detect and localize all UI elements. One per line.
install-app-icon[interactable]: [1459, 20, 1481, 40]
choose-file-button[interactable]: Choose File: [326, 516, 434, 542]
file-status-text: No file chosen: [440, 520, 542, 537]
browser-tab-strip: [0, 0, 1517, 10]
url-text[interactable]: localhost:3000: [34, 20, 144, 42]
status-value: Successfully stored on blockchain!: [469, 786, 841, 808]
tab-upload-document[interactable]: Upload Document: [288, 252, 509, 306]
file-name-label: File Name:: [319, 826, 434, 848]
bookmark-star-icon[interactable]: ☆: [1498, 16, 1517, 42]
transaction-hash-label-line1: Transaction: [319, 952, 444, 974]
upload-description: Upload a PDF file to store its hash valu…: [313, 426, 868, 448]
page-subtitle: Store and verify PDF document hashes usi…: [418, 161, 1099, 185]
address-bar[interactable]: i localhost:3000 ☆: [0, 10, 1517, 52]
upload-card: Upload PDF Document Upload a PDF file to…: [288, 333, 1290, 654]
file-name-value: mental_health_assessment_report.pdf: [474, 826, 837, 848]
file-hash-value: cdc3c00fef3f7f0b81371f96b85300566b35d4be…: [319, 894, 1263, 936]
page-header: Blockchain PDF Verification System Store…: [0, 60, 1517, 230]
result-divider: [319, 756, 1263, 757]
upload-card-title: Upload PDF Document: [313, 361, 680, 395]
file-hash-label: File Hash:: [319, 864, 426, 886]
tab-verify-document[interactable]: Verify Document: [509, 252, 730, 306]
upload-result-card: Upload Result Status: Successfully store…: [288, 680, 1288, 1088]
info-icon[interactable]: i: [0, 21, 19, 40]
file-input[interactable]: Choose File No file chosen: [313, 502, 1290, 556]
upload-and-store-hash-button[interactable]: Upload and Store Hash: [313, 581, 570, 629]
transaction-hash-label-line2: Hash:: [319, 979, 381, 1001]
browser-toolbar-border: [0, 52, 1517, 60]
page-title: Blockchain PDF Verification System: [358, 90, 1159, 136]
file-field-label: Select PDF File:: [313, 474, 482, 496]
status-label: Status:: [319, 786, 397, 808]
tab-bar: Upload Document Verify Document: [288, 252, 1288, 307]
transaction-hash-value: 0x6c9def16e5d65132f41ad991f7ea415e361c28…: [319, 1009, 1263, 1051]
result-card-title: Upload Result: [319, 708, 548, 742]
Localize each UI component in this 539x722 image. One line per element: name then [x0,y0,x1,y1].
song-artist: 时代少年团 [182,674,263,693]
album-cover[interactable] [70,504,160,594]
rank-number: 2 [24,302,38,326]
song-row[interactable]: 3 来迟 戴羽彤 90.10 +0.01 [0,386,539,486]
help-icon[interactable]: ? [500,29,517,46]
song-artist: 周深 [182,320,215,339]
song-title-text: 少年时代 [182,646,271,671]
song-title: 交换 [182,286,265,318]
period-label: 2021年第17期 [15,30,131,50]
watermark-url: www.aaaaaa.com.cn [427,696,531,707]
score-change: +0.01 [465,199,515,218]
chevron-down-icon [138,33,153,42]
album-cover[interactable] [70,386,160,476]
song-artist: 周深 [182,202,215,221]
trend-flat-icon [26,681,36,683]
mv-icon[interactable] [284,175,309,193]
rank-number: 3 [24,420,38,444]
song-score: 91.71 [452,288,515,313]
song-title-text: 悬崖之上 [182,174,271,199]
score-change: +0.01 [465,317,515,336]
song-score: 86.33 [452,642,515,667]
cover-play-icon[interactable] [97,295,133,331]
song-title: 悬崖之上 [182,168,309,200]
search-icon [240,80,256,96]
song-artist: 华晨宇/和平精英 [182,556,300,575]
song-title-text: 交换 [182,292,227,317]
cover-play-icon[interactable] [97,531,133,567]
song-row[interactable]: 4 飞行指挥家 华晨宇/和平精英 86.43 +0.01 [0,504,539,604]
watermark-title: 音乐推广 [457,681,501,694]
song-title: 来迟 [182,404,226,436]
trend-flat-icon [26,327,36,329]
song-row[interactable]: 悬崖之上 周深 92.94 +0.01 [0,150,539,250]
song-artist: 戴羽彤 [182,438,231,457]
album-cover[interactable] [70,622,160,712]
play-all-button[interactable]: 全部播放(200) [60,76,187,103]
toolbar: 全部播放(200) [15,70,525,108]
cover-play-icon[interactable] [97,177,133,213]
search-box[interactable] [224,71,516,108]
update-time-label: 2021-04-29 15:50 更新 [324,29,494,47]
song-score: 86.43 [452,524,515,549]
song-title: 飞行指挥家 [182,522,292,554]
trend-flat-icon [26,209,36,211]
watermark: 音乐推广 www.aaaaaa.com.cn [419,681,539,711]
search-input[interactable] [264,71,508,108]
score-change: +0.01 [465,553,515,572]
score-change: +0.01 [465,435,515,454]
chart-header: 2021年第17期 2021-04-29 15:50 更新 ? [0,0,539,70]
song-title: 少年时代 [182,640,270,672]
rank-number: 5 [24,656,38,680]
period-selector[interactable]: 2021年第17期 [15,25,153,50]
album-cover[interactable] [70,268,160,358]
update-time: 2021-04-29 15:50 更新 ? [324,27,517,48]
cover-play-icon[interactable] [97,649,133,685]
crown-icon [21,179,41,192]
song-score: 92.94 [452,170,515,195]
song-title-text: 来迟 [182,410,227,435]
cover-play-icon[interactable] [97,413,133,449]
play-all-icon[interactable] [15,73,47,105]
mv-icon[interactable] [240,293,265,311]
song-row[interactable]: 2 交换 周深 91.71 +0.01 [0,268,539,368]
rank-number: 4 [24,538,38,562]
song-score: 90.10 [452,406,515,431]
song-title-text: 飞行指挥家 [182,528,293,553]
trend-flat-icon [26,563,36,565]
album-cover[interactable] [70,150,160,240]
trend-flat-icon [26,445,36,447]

_ _ _ _

• [Directions for this task]: Arrange the lines above as a Markdown table with a Row column holding each row's number and a Text column holding the line, skipping any blank lines.

• [Answer to this problem]:
| Row | Text |
|---|---|
| 1 | detect and localize all UI elements. One per line. |
| 2 | install-app-icon[interactable]: [1459, 20, 1481, 40] |
| 3 | choose-file-button[interactable]: Choose File: [326, 516, 434, 542] |
| 4 | file-status-text: No file chosen: [440, 520, 542, 537] |
| 5 | browser-tab-strip: [0, 0, 1517, 10] |
| 6 | url-text[interactable]: localhost:3000: [34, 20, 144, 42] |
| 7 | status-value: Successfully stored on blockchain!: [469, 786, 841, 808] |
| 8 | tab-upload-document[interactable]: Upload Document: [288, 252, 509, 306] |
| 9 | file-name-label: File Name:: [319, 826, 434, 848] |
| 10 | bookmark-star-icon[interactable]: ☆: [1498, 16, 1517, 42] |
| 11 | transaction-hash-label-line1: Transaction: [319, 952, 444, 974] |
| 12 | upload-description: Upload a PDF file to store its hash valu…: [313, 426, 868, 448] |
| 13 | page-subtitle: Store and verify PDF document hashes usi…: [418, 161, 1099, 185] |
| 14 | address-bar[interactable]: i localhost:3000 ☆: [0, 10, 1517, 52] |
| 15 | upload-card: Upload PDF Document Upload a PDF file to…: [288, 333, 1290, 654] |
| 16 | file-name-value: mental_health_assessment_report.pdf: [474, 826, 837, 848] |
| 17 | file-hash-value: cdc3c00fef3f7f0b81371f96b85300566b35d4be…: [319, 894, 1263, 936] |
| 18 | page-header: Blockchain PDF Verification System Store…: [0, 60, 1517, 230] |
| 19 | result-divider: [319, 756, 1263, 757] |
| 20 | upload-card-title: Upload PDF Document: [313, 361, 680, 395] |
| 21 | file-hash-label: File Hash:: [319, 864, 426, 886] |
| 22 | tab-verify-document[interactable]: Verify Document: [509, 252, 730, 306] |
| 23 | upload-result-card: Upload Result Status: Successfully store…: [288, 680, 1288, 1088] |
| 24 | info-icon[interactable]: i: [0, 21, 19, 40] |
| 25 | file-input[interactable]: Choose File No file chosen: [313, 502, 1290, 556] |
| 26 | upload-and-store-hash-button[interactable]: Upload and Store Hash: [313, 581, 570, 629] |
| 27 | transaction-hash-label-line2: Hash:: [319, 979, 381, 1001] |
| 28 | browser-toolbar-border: [0, 52, 1517, 60] |
| 29 | page-title: Blockchain PDF Verification System: [358, 90, 1159, 136] |
| 30 | file-field-label: Select PDF File:: [313, 474, 482, 496] |
| 31 | status-label: Status:: [319, 786, 397, 808] |
| 32 | tab-bar: Upload Document Verify Document: [288, 252, 1288, 307] |
| 33 | transaction-hash-value: 0x6c9def16e5d65132f41ad991f7ea415e361c28…: [319, 1009, 1263, 1051] |
| 34 | result-card-title: Upload Result: [319, 708, 548, 742] |
| 35 | Localize each UI component in this 539x722 image. One line per element: name then [x0,y0,x1,y1]. |
| 36 | song-artist: 时代少年团 [182,674,263,693] |
| 37 | album-cover[interactable] [70,504,160,594] |
| 38 | rank-number: 2 [24,302,38,326] |
| 39 | song-row[interactable]: 3 来迟 戴羽彤 90.10 +0.01 [0,386,539,486] |
| 40 | help-icon[interactable]: ? [500,29,517,46] |
| 41 | song-artist: 周深 [182,320,215,339] |
| 42 | song-title-text: 少年时代 [182,646,271,671] |
| 43 | song-title: 交换 [182,286,265,318] |
| 44 | period-label: 2021年第17期 [15,30,131,50] |
| 45 | watermark-url: www.aaaaaa.com.cn [427,696,531,707] |
| 46 | score-change: +0.01 [465,199,515,218] |
| 47 | chevron-down-icon [138,33,153,42] |
| 48 | album-cover[interactable] [70,386,160,476] |
| 49 | song-artist: 周深 [182,202,215,221] |
| 50 | trend-flat-icon [26,681,36,683] |
| 51 | mv-icon[interactable] [284,175,309,193] |
| 52 | rank-number: 3 [24,420,38,444] |
| 53 | song-score: 91.71 [452,288,515,313] |
| 54 | song-title-text: 悬崖之上 [182,174,271,199] |
| 55 | score-change: +0.01 [465,317,515,336] |
| 56 | song-score: 86.33 [452,642,515,667] |
| 57 | cover-play-icon[interactable] [97,295,133,331] |
| 58 | song-title: 悬崖之上 [182,168,309,200] |
| 59 | search-icon [240,80,256,96] |
| 60 | song-artist: 华晨宇/和平精英 [182,556,300,575] |
| 61 | song-title-text: 交换 [182,292,227,317] |
| 62 | cover-play-icon[interactable] [97,531,133,567] |
| 63 | song-row[interactable]: 4 飞行指挥家 华晨宇/和平精英 86.43 +0.01 [0,504,539,604] |
| 64 | watermark-title: 音乐推广 [457,681,501,694] |
| 65 | song-title: 来迟 [182,404,226,436] |
| 66 | trend-flat-icon [26,327,36,329] |
| 67 | song-row[interactable]: 悬崖之上 周深 92.94 +0.01 [0,150,539,250] |
| 68 | song-artist: 戴羽彤 [182,438,231,457] |
| 69 | album-cover[interactable] [70,622,160,712] |
| 70 | play-all-button[interactable]: 全部播放(200) [60,76,187,103] |
| 71 | toolbar: 全部播放(200) [15,70,525,108] |
| 72 | cover-play-icon[interactable] [97,177,133,213] |
| 73 | search-box[interactable] [224,71,516,108] |
| 74 | update-time-label: 2021-04-29 15:50 更新 [324,29,494,47] |
| 75 | song-score: 86.43 [452,524,515,549] |
| 76 | song-title: 飞行指挥家 [182,522,292,554] |
| 77 | trend-flat-icon [26,209,36,211] |
| 78 | watermark: 音乐推广 www.aaaaaa.com.cn [419,681,539,711] |
| 79 | search-input[interactable] [264,71,508,108] |
| 80 | score-change: +0.01 [465,553,515,572] |
| 81 | score-change: +0.01 [465,435,515,454] |
| 82 | chart-header: 2021年第17期 2021-04-29 15:50 更新 ? [0,0,539,70] |
| 83 | song-title: 少年时代 [182,640,270,672] |
| 84 | rank-number: 5 [24,656,38,680] |
| 85 | period-selector[interactable]: 2021年第17期 [15,25,153,50] |
| 86 | album-cover[interactable] [70,268,160,358] |
| 87 | update-time: 2021-04-29 15:50 更新 ? [324,27,517,48] |
| 88 | cover-play-icon[interactable] [97,649,133,685] |
| 89 | crown-icon [21,179,41,192] |
| 90 | song-score: 92.94 [452,170,515,195] |
| 91 | song-title-text: 来迟 [182,410,227,435] |
| 92 | cover-play-icon[interactable] [97,413,133,449] |
| 93 | play-all-icon[interactable] [15,73,47,105] |
| 94 | mv-icon[interactable] [240,293,265,311] |
| 95 | song-row[interactable]: 2 交换 周深 91.71 +0.01 [0,268,539,368] |
| 96 | rank-number: 4 [24,538,38,562] |
| 97 | song-score: 90.10 [452,406,515,431] |
| 98 | song-title-text: 飞行指挥家 [182,528,293,553] |
| 99 | trend-flat-icon [26,563,36,565] |
| 100 | album-cover[interactable] [70,150,160,240] |
| 101 | trend-flat-icon [26,445,36,447] |